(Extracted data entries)
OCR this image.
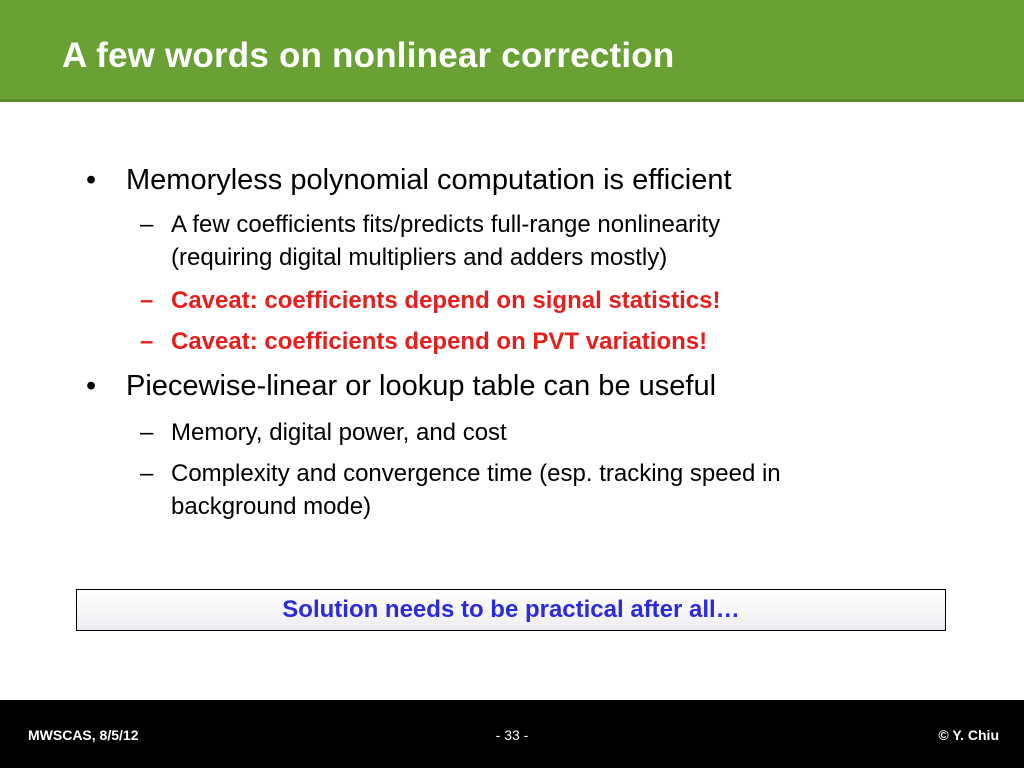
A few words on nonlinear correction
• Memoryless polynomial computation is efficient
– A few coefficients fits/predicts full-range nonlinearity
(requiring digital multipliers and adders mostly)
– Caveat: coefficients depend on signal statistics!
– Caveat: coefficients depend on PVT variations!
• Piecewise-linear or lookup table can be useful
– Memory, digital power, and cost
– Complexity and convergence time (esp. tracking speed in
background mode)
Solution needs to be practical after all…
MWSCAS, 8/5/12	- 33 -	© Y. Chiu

(What this task involves): All of the data above should be transcribed verbatim, with pictures omitted.

(Exercise response):
OCR this image.
A few words on nonlinear correction
• Memoryless polynomial computation is efficient
– A few coefficients fits/predicts full-range nonlinearity
(requiring digital multipliers and adders mostly)
– Caveat: coefficients depend on signal statistics!
– Caveat: coefficients depend on PVT variations!
• Piecewise-linear or lookup table can be useful
– Memory, digital power, and cost
– Complexity and convergence time (esp. tracking speed in
background mode)
Solution needs to be practical after all…
MWSCAS, 8/5/12	- 33 -	© Y. Chiu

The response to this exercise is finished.